### Exercise aim
In the entries below, count each line holding the word "Cheshire". Answer with the total alone.
--- start of Data ---
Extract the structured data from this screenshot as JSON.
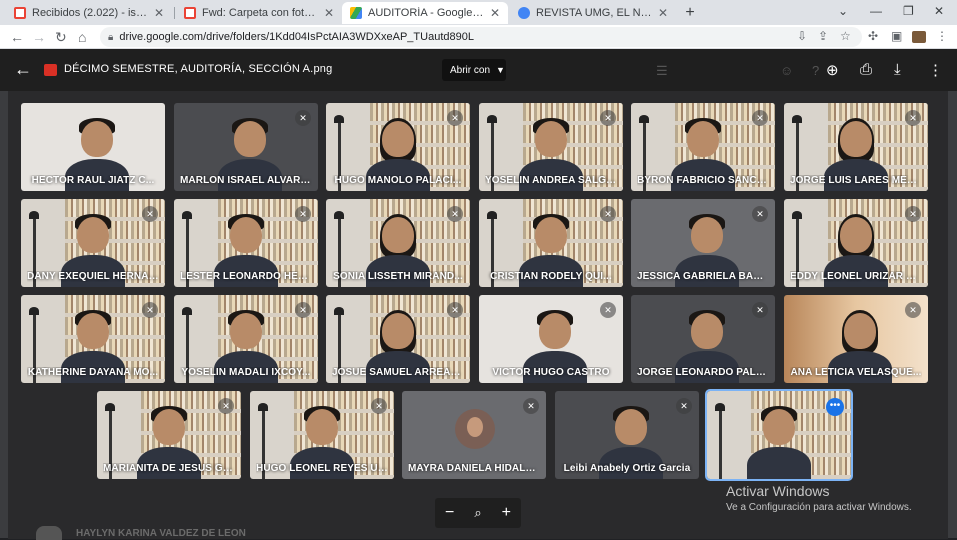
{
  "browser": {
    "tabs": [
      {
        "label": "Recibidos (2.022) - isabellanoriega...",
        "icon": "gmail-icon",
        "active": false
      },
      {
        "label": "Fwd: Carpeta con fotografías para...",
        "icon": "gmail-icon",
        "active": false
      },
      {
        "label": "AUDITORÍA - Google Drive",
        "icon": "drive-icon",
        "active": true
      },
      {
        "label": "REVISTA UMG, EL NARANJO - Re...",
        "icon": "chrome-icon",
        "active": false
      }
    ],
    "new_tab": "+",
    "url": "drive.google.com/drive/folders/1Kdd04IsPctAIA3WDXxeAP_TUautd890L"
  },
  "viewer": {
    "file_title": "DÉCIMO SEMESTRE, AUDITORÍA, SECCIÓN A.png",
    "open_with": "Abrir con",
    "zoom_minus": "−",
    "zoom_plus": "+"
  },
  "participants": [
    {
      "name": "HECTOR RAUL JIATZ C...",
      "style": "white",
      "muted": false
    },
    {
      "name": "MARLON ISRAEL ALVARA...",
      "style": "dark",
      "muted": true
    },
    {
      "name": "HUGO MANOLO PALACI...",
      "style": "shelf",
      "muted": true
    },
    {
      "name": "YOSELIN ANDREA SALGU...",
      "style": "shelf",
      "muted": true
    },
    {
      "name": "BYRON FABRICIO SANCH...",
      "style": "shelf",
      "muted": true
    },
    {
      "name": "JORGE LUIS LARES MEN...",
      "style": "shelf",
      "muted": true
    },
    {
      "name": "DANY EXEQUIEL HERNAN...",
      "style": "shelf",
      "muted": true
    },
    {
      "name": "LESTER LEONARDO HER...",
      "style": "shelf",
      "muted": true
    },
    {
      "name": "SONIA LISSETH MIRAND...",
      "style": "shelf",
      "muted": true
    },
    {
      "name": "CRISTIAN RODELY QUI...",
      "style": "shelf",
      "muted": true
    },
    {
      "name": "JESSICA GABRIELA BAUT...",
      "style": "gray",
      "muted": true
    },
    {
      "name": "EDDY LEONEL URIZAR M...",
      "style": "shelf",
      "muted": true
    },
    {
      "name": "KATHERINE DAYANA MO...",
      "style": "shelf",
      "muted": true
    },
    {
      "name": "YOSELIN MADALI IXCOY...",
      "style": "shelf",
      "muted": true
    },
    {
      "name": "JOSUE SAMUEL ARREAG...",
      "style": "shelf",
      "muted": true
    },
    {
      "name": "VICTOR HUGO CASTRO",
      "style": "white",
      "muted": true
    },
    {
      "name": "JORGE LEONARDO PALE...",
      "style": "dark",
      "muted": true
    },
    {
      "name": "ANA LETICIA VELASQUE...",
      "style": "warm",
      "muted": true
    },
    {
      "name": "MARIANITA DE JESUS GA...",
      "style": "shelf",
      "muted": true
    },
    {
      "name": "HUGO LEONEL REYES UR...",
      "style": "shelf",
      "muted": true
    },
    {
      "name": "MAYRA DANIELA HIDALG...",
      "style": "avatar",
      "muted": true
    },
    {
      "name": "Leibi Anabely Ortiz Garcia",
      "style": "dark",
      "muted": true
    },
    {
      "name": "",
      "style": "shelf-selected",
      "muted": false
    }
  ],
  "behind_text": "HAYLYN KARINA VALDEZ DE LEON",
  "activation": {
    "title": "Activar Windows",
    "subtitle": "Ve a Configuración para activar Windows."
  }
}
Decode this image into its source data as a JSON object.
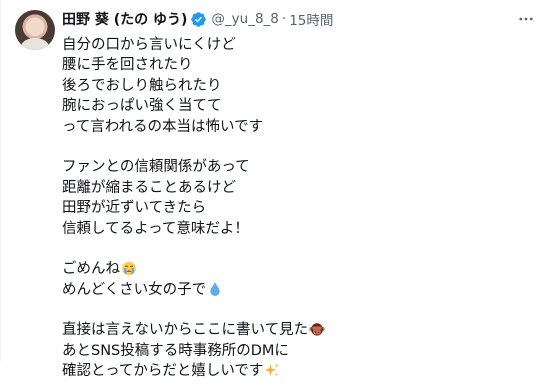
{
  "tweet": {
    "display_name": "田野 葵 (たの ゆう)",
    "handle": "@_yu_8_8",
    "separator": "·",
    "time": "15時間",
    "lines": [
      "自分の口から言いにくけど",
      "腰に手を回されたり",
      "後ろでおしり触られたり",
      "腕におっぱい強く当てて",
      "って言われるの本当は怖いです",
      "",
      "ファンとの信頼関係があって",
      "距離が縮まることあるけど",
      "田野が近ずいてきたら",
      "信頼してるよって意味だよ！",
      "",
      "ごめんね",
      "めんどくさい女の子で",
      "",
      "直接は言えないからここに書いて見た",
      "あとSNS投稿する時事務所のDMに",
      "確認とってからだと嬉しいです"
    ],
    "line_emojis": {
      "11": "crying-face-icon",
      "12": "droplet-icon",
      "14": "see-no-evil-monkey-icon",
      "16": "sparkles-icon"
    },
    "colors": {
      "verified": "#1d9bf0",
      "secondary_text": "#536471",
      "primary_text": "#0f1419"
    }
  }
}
--- end of Data ---
--- start of Data ---
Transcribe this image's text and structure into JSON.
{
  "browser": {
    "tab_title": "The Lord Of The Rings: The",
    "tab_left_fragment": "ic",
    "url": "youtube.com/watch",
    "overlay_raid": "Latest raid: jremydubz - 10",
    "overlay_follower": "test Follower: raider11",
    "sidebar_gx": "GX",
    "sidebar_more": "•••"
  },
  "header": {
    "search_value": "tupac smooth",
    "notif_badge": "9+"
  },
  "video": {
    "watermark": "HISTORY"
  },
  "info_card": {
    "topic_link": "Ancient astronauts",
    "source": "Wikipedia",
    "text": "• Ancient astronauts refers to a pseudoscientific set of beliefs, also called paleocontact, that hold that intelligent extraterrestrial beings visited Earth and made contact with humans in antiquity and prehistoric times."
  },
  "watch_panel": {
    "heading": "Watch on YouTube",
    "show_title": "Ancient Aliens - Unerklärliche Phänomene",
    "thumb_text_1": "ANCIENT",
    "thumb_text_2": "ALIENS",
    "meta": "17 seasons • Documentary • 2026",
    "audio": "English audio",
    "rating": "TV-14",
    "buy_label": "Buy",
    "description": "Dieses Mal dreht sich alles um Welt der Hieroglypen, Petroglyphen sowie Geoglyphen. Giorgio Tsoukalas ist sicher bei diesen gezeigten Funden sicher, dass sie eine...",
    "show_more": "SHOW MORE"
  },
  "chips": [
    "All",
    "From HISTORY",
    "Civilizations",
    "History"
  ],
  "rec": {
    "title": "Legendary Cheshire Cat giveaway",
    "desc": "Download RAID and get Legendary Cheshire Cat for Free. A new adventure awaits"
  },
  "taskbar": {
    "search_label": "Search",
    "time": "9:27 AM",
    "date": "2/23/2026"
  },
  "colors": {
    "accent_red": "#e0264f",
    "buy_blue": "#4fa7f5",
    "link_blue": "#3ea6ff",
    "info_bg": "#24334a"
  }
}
--- end of Data ---
--- start of Data ---
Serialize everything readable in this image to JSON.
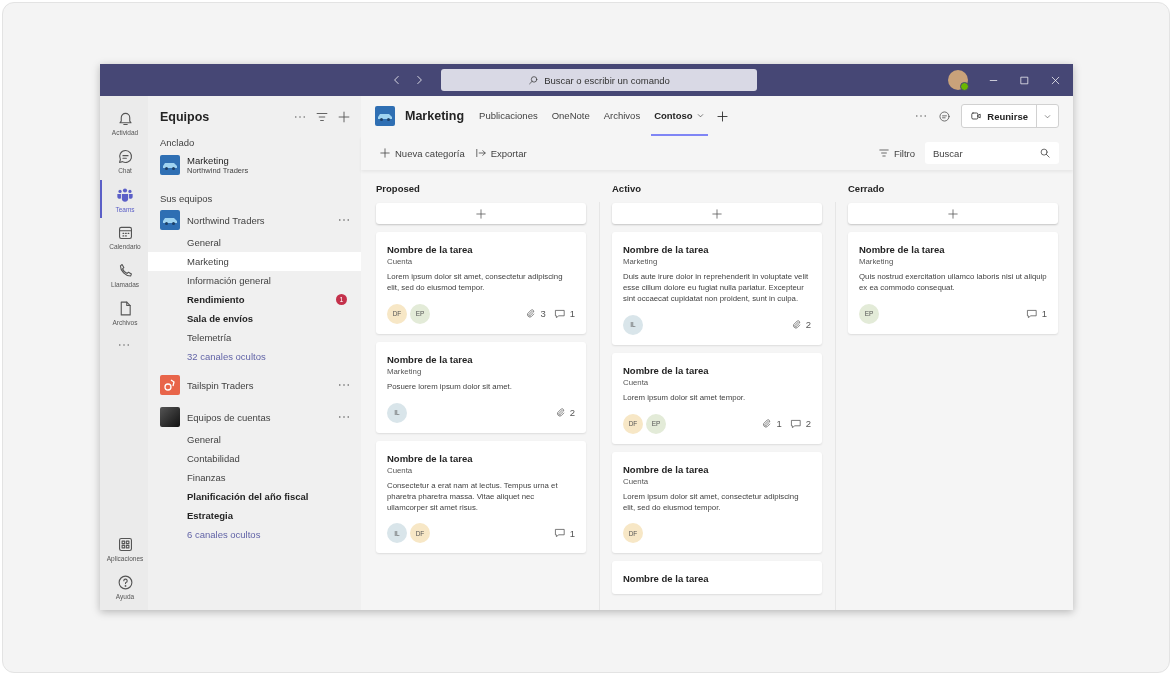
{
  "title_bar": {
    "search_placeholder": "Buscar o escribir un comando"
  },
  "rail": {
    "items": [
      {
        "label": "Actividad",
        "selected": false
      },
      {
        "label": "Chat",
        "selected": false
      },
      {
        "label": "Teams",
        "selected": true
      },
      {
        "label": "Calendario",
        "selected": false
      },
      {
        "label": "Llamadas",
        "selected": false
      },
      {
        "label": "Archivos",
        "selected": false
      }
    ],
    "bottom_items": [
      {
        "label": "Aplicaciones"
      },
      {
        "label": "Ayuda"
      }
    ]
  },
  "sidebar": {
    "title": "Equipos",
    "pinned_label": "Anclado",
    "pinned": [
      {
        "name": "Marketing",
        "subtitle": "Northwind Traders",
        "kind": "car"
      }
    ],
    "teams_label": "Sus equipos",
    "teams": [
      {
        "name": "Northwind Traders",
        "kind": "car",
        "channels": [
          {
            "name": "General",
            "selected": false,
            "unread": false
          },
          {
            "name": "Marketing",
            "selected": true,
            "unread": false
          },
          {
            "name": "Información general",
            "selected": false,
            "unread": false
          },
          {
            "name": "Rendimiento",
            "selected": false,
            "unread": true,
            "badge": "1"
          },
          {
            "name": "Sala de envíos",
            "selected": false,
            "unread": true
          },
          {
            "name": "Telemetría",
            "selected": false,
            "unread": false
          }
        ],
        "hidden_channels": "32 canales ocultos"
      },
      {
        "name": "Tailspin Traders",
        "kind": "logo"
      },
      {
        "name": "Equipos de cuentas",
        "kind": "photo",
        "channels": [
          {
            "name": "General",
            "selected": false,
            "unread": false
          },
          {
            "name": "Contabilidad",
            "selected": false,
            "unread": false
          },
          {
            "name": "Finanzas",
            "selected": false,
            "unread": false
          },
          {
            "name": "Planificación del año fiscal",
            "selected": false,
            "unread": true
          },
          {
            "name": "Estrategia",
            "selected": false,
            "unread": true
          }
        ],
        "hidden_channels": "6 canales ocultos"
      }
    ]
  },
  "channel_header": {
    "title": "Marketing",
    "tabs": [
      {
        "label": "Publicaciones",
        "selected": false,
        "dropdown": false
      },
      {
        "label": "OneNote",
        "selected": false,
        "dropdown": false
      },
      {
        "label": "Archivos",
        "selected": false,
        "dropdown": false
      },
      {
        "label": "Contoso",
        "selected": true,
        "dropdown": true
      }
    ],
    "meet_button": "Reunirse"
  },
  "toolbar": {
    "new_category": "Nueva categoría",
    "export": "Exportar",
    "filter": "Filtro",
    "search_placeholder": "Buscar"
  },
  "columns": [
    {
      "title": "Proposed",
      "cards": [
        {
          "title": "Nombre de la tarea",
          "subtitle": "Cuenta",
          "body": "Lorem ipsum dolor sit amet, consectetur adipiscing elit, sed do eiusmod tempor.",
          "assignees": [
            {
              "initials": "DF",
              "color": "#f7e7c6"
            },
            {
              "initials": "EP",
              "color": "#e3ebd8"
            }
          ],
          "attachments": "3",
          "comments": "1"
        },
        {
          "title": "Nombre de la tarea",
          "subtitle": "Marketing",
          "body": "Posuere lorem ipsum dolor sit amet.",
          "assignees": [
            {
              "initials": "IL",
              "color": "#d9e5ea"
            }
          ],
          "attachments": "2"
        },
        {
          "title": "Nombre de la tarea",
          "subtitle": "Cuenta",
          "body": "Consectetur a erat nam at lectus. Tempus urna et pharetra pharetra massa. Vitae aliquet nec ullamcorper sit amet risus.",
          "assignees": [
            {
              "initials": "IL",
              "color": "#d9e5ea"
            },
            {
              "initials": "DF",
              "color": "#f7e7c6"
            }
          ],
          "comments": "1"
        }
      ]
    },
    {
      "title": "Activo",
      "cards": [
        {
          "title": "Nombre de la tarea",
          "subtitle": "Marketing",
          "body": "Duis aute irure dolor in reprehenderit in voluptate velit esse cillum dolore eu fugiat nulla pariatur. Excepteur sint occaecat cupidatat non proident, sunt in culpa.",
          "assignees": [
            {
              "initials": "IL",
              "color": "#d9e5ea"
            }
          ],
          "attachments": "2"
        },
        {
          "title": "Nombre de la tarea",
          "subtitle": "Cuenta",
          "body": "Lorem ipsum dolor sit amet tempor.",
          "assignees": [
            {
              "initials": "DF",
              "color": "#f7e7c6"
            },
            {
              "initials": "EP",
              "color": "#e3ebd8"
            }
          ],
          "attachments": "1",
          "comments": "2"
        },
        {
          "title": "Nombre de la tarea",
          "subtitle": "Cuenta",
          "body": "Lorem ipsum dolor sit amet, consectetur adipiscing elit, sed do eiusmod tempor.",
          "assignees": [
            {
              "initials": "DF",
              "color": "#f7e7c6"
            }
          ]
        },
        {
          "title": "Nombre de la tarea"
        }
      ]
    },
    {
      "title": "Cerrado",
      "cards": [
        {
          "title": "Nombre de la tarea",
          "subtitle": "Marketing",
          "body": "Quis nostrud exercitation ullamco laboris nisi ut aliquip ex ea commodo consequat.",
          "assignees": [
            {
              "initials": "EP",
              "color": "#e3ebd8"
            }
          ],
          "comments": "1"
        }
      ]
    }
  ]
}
--- end of Data ---
### Answer in full
2